RECORDS SHOWN:
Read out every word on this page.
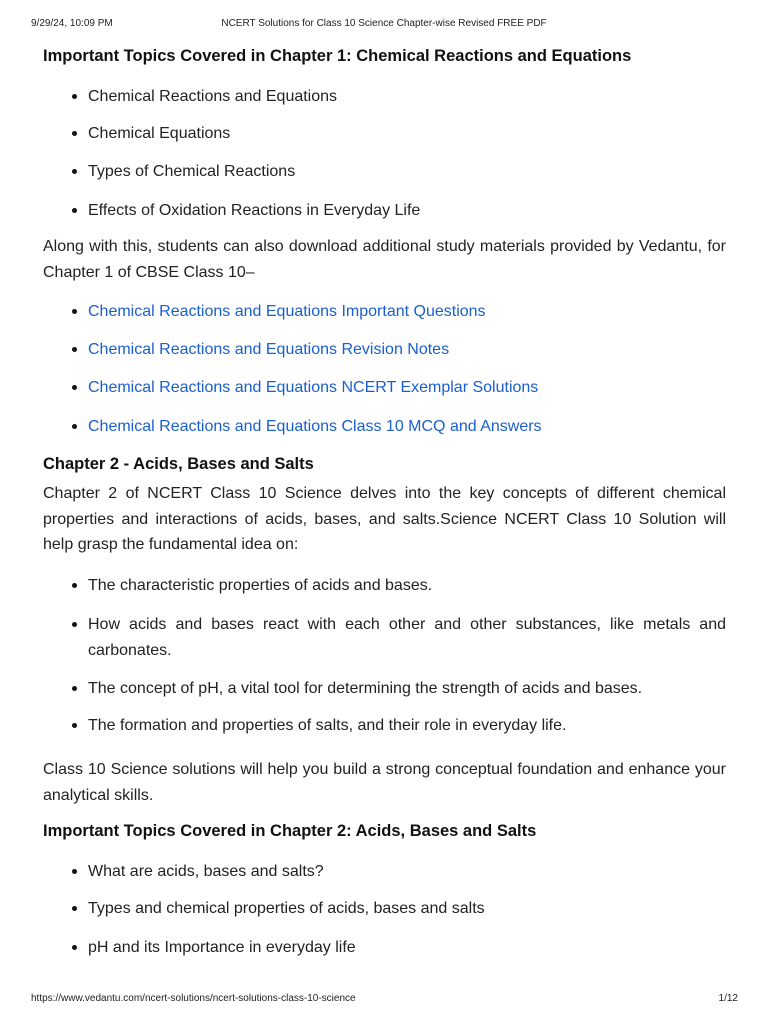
9/29/24, 10:09 PM	NCERT Solutions for Class 10 Science Chapter-wise Revised FREE PDF
Important Topics Covered in Chapter 1: Chemical Reactions and Equations
Chemical Reactions and Equations
Chemical Equations
Types of Chemical Reactions
Effects of Oxidation Reactions in Everyday Life

Along with this, students can also download additional study materials provided by Vedantu, for Chapter 1 of CBSE Class 10–

Chemical Reactions and Equations Important Questions
Chemical Reactions and Equations Revision Notes
Chemical Reactions and Equations NCERT Exemplar Solutions
Chemical Reactions and Equations Class 10 MCQ and Answers
Chapter 2 - Acids, Bases and Salts

Chapter 2 of NCERT Class 10 Science delves into the key concepts of different chemical properties and interactions of acids, bases, and salts.Science NCERT Class 10 Solution will help grasp the fundamental idea on:

The characteristic properties of acids and bases.
How acids and bases react with each other and other substances, like metals and carbonates.
The concept of pH, a vital tool for determining the strength of acids and bases.
The formation and properties of salts, and their role in everyday life.

Class 10 Science solutions will help you build a strong conceptual foundation and enhance your analytical skills.

Important Topics Covered in Chapter 2: Acids, Bases and Salts
What are acids, bases and salts?
Types and chemical properties of acids, bases and salts
pH and its Importance in everyday life
https://www.vedantu.com/ncert-solutions/ncert-solutions-class-10-science	1/12
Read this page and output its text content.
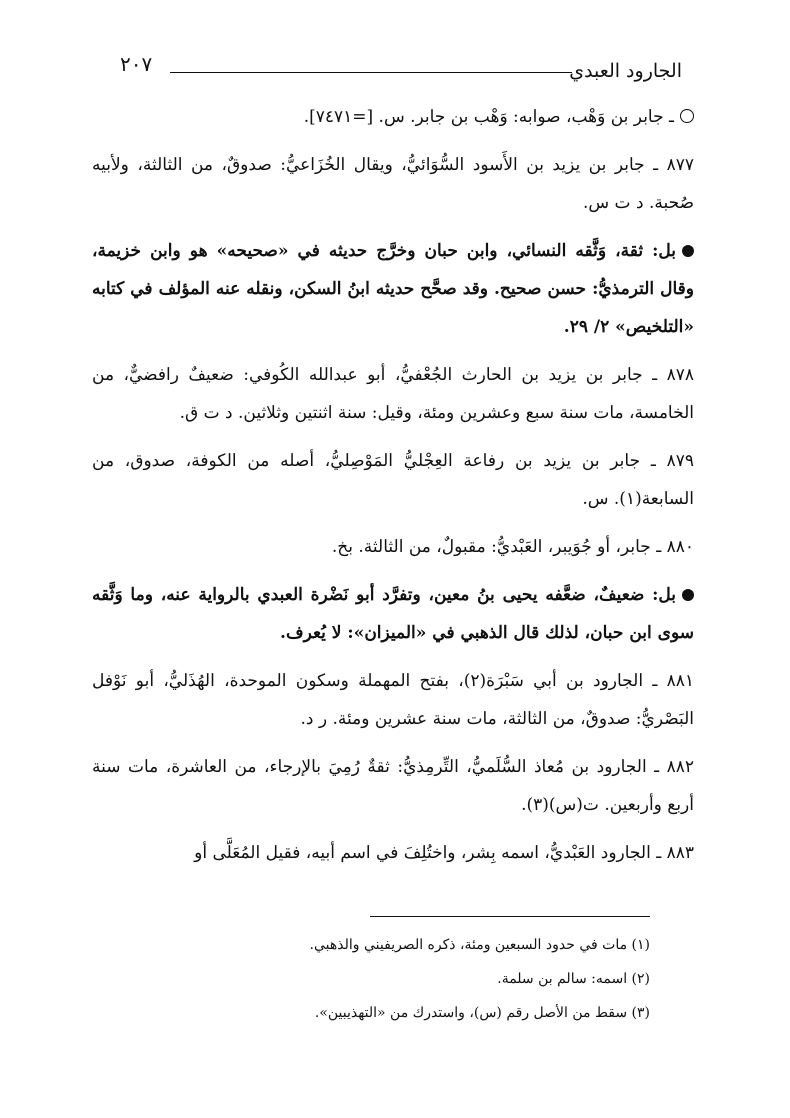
الجارود العبدي
٢٠٧

ـ جابر بن وَهْب، صوابه: وَهْب بن جابر. س. [=٧٤٧١].

٨٧٧ ـ جابر بن يزيد بن الأَسود السُّوَائيُّ، ويقال الخُزَاعيُّ: صدوقٌ، من الثالثة، ولأبيه صُحبة. د ت س.

بل: ثقة، وَثَّقه النسائي، وابن حبان وخرَّج حديثه في «صحيحه» هو وابن خزيمة، وقال الترمذيُّ: حسن صحيح. وقد صحَّح حديثه ابنُ السكن، ونقله عنه المؤلف في كتابه «التلخيص» ٢/ ٢٩.

٨٧٨ ـ جابر بن يزيد بن الحارث الجُعْفيُّ، أبو عبدالله الكُوفي: ضعيفٌ رافضيٌّ، من الخامسة، مات سنة سبع وعشرين ومئة، وقيل: سنة اثنتين وثلاثين. د ت ق.

٨٧٩ ـ جابر بن يزيد بن رفاعة العِجْليُّ المَوْصِليُّ، أصله من الكوفة، صدوق، من السابعة(١). س.

٨٨٠ ـ جابر، أو جُوَيبر، العَبْديُّ: مقبولٌ، من الثالثة. بخ.

بل: ضعيفٌ، ضعَّفه يحيى بنُ معين، وتفرَّد أبو نَضْرة العبدي بالرواية عنه، وما وَثَّقه سوى ابن حبان، لذلك قال الذهبي في «الميزان»: لا يُعرف.

٨٨١ ـ الجارود بن أبي سَبْرَة(٢)، بفتح المهملة وسكون الموحدة، الهُذَليُّ، أبو نَوْفل البَصْريُّ: صدوقٌ، من الثالثة، مات سنة عشرين ومئة. ر د.

٨٨٢ ـ الجارود بن مُعاذ السُّلَميُّ، التِّرمِذيُّ: ثقةٌ رُمِيَ بالإرجاء، من العاشرة، مات سنة أربع وأربعين. ت(س)(٣).

٨٨٣ ـ الجارود العَبْديُّ، اسمه بِشر، واختُلِفَ في اسم أبيه، فقيل المُعَلَّى أو

(١) مات في حدود السبعين ومئة، ذكره الصريفيني والذهبي.

(٢) اسمه: سالم بن سلمة.

(٣) سقط من الأصل رقم (س)، واستدرك من «التهذيبين».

WHAT YOU HAVE TO DO: Pull every line containing the word "ومئة" out of the material.

FULL ANSWER:
٨٧٨ ـ جابر بن يزيد بن الحارث الجُعْفيُّ، أبو عبدالله الكُوفي: ضعيفٌ رافضيٌّ، من الخامسة، مات سنة سبع وعشرين ومئة، وقيل: سنة اثنتين وثلاثين. د ت ق.
٨٨١ ـ الجارود بن أبي سَبْرَة(٢)، بفتح المهملة وسكون الموحدة، الهُذَليُّ، أبو نَوْفل البَصْريُّ: صدوقٌ، من الثالثة، مات سنة عشرين ومئة. ر د.
(١) مات في حدود السبعين ومئة، ذكره الصريفيني والذهبي.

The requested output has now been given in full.